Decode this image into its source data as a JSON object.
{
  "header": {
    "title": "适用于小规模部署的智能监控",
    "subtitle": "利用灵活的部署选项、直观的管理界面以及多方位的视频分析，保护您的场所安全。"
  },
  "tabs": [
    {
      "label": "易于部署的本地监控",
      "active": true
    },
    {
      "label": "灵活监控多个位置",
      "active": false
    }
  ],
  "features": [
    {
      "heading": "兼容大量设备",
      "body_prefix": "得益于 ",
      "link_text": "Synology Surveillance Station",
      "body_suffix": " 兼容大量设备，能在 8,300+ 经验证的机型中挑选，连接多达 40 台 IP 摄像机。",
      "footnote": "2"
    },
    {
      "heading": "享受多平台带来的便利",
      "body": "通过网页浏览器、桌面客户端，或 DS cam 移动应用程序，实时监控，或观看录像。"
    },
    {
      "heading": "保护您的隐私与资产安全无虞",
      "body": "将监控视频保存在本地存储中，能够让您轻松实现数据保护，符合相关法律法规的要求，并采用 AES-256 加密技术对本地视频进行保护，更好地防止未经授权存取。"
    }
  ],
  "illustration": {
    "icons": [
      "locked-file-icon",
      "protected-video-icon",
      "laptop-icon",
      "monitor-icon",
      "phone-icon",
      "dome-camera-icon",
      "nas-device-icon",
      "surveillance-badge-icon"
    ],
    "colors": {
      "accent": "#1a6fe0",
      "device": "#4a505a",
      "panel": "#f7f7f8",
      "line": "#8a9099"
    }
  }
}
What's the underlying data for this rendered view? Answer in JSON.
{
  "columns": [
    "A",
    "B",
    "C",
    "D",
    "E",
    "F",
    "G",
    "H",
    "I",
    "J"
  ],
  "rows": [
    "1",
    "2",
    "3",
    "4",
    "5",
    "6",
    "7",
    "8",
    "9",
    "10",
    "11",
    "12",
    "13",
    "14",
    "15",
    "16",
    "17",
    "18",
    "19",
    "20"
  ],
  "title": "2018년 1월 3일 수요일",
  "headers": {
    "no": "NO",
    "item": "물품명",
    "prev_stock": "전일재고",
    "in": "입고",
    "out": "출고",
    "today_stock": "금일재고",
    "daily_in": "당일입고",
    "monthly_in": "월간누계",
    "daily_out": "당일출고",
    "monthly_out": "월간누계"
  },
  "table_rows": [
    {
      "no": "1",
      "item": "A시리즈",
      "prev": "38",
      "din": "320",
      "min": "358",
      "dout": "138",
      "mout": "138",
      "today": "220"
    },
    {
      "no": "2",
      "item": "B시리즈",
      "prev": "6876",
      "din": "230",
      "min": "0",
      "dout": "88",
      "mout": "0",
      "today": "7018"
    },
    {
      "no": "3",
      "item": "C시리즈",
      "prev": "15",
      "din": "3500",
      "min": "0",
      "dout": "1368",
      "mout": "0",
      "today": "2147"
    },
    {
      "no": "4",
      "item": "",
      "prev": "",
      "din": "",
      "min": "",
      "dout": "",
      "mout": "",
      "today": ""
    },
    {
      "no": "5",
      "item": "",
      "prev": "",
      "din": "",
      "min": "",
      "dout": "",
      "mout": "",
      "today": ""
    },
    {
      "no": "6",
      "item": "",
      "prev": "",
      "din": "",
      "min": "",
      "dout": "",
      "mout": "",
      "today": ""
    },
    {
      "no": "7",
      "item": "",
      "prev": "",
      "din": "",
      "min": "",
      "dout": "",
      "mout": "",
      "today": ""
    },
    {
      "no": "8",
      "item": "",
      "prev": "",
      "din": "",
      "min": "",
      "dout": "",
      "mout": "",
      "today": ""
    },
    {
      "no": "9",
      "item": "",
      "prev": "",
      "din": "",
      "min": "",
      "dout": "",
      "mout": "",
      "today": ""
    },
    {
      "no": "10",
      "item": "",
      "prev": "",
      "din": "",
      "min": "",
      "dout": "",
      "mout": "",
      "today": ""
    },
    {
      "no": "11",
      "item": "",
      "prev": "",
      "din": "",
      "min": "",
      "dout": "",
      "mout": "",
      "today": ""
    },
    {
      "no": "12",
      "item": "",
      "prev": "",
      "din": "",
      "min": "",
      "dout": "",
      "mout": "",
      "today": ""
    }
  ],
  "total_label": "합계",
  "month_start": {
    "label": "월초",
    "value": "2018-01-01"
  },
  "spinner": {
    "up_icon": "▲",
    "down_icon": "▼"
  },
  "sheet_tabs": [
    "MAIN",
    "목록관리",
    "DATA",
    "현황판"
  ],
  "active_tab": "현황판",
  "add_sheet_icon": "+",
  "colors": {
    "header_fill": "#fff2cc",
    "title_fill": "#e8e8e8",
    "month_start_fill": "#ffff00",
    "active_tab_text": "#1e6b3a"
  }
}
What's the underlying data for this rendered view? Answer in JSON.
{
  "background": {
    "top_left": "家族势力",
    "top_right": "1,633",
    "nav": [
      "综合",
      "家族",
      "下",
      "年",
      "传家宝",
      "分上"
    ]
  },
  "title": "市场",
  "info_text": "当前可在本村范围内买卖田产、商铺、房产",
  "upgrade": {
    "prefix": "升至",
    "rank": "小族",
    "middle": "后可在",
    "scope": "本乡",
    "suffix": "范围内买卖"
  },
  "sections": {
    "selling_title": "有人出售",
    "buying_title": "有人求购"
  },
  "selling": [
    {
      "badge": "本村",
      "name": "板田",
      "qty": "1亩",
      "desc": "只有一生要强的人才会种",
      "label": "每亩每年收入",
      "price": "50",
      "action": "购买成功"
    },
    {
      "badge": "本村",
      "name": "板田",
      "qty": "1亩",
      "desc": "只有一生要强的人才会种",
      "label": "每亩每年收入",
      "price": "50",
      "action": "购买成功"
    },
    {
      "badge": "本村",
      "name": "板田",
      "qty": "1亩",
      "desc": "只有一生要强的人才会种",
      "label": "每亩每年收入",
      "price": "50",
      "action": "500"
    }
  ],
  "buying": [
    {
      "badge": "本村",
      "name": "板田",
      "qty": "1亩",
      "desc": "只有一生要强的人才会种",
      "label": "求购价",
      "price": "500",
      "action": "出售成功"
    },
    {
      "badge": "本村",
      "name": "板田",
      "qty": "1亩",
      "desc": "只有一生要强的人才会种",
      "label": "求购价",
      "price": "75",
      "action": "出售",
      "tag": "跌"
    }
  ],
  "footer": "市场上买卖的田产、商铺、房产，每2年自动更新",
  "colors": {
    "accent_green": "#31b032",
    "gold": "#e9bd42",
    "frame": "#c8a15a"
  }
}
.....
Copy out all the entries shown above, character for character.

Decode this image into its source data as a JSON object.
{
  "header": {
    "title": "适用于小规模部署的智能监控",
    "subtitle": "利用灵活的部署选项、直观的管理界面以及多方位的视频分析，保护您的场所安全。"
  },
  "tabs": [
    {
      "label": "易于部署的本地监控",
      "active": true
    },
    {
      "label": "灵活监控多个位置",
      "active": false
    }
  ],
  "features": [
    {
      "heading": "兼容大量设备",
      "body_prefix": "得益于 ",
      "link_text": "Synology Surveillance Station",
      "body_suffix": " 兼容大量设备，能在 8,300+ 经验证的机型中挑选，连接多达 40 台 IP 摄像机。",
      "footnote": "2"
    },
    {
      "heading": "享受多平台带来的便利",
      "body": "通过网页浏览器、桌面客户端，或 DS cam 移动应用程序，实时监控，或观看录像。"
    },
    {
      "heading": "保护您的隐私与资产安全无虞",
      "body": "将监控视频保存在本地存储中，能够让您轻松实现数据保护，符合相关法律法规的要求，并采用 AES-256 加密技术对本地视频进行保护，更好地防止未经授权存取。"
    }
  ],
  "illustration": {
    "icons": [
      "locked-file-icon",
      "protected-video-icon",
      "laptop-icon",
      "monitor-icon",
      "phone-icon",
      "dome-camera-icon",
      "nas-device-icon",
      "surveillance-badge-icon"
    ],
    "colors": {
      "accent": "#1a6fe0",
      "device": "#4a505a",
      "panel": "#f7f7f8",
      "line": "#8a9099"
    }
  }
}
What's the underlying data for this rendered view? Answer in JSON.
{
  "columns": [
    "A",
    "B",
    "C",
    "D",
    "E",
    "F",
    "G",
    "H",
    "I",
    "J"
  ],
  "rows": [
    "1",
    "2",
    "3",
    "4",
    "5",
    "6",
    "7",
    "8",
    "9",
    "10",
    "11",
    "12",
    "13",
    "14",
    "15",
    "16",
    "17",
    "18",
    "19",
    "20"
  ],
  "title": "2018년 1월 3일 수요일",
  "headers": {
    "no": "NO",
    "item": "물품명",
    "prev_stock": "전일재고",
    "in": "입고",
    "out": "출고",
    "today_stock": "금일재고",
    "daily_in": "당일입고",
    "monthly_in": "월간누계",
    "daily_out": "당일출고",
    "monthly_out": "월간누계"
  },
  "table_rows": [
    {
      "no": "1",
      "item": "A시리즈",
      "prev": "38",
      "din": "320",
      "min": "358",
      "dout": "138",
      "mout": "138",
      "today": "220"
    },
    {
      "no": "2",
      "item": "B시리즈",
      "prev": "6876",
      "din": "230",
      "min": "0",
      "dout": "88",
      "mout": "0",
      "today": "7018"
    },
    {
      "no": "3",
      "item": "C시리즈",
      "prev": "15",
      "din": "3500",
      "min": "0",
      "dout": "1368",
      "mout": "0",
      "today": "2147"
    },
    {
      "no": "4",
      "item": "",
      "prev": "",
      "din": "",
      "min": "",
      "dout": "",
      "mout": "",
      "today": ""
    },
    {
      "no": "5",
      "item": "",
      "prev": "",
      "din": "",
      "min": "",
      "dout": "",
      "mout": "",
      "today": ""
    },
    {
      "no": "6",
      "item": "",
      "prev": "",
      "din": "",
      "min": "",
      "dout": "",
      "mout": "",
      "today": ""
    },
    {
      "no": "7",
      "item": "",
      "prev": "",
      "din": "",
      "min": "",
      "dout": "",
      "mout": "",
      "today": ""
    },
    {
      "no": "8",
      "item": "",
      "prev": "",
      "din": "",
      "min": "",
      "dout": "",
      "mout": "",
      "today": ""
    },
    {
      "no": "9",
      "item": "",
      "prev": "",
      "din": "",
      "min": "",
      "dout": "",
      "mout": "",
      "today": ""
    },
    {
      "no": "10",
      "item": "",
      "prev": "",
      "din": "",
      "min": "",
      "dout": "",
      "mout": "",
      "today": ""
    },
    {
      "no": "11",
      "item": "",
      "prev": "",
      "din": "",
      "min": "",
      "dout": "",
      "mout": "",
      "today": ""
    },
    {
      "no": "12",
      "item": "",
      "prev": "",
      "din": "",
      "min": "",
      "dout": "",
      "mout": "",
      "today": ""
    }
  ],
  "total_label": "합계",
  "month_start": {
    "label": "월초",
    "value": "2018-01-01"
  },
  "spinner": {
    "up_icon": "▲",
    "down_icon": "▼"
  },
  "sheet_tabs": [
    "MAIN",
    "목록관리",
    "DATA",
    "현황판"
  ],
  "active_tab": "현황판",
  "add_sheet_icon": "+",
  "colors": {
    "header_fill": "#fff2cc",
    "title_fill": "#e8e8e8",
    "month_start_fill": "#ffff00",
    "active_tab_text": "#1e6b3a"
  }
}
What's the underlying data for this rendered view? Answer in JSON.
{
  "background": {
    "top_left": "家族势力",
    "top_right": "1,633",
    "nav": [
      "综合",
      "家族",
      "下",
      "年",
      "传家宝",
      "分上"
    ]
  },
  "title": "市场",
  "info_text": "当前可在本村范围内买卖田产、商铺、房产",
  "upgrade": {
    "prefix": "升至",
    "rank": "小族",
    "middle": "后可在",
    "scope": "本乡",
    "suffix": "范围内买卖"
  },
  "sections": {
    "selling_title": "有人出售",
    "buying_title": "有人求购"
  },
  "selling": [
    {
      "badge": "本村",
      "name": "板田",
      "qty": "1亩",
      "desc": "只有一生要强的人才会种",
      "label": "每亩每年收入",
      "price": "50",
      "action": "购买成功"
    },
    {
      "badge": "本村",
      "name": "板田",
      "qty": "1亩",
      "desc": "只有一生要强的人才会种",
      "label": "每亩每年收入",
      "price": "50",
      "action": "购买成功"
    },
    {
      "badge": "本村",
      "name": "板田",
      "qty": "1亩",
      "desc": "只有一生要强的人才会种",
      "label": "每亩每年收入",
      "price": "50",
      "action": "500"
    }
  ],
  "buying": [
    {
      "badge": "本村",
      "name": "板田",
      "qty": "1亩",
      "desc": "只有一生要强的人才会种",
      "label": "求购价",
      "price": "500",
      "action": "出售成功"
    },
    {
      "badge": "本村",
      "name": "板田",
      "qty": "1亩",
      "desc": "只有一生要强的人才会种",
      "label": "求购价",
      "price": "75",
      "action": "出售",
      "tag": "跌"
    }
  ],
  "footer": "市场上买卖的田产、商铺、房产，每2年自动更新",
  "colors": {
    "accent_green": "#31b032",
    "gold": "#e9bd42",
    "frame": "#c8a15a"
  }
}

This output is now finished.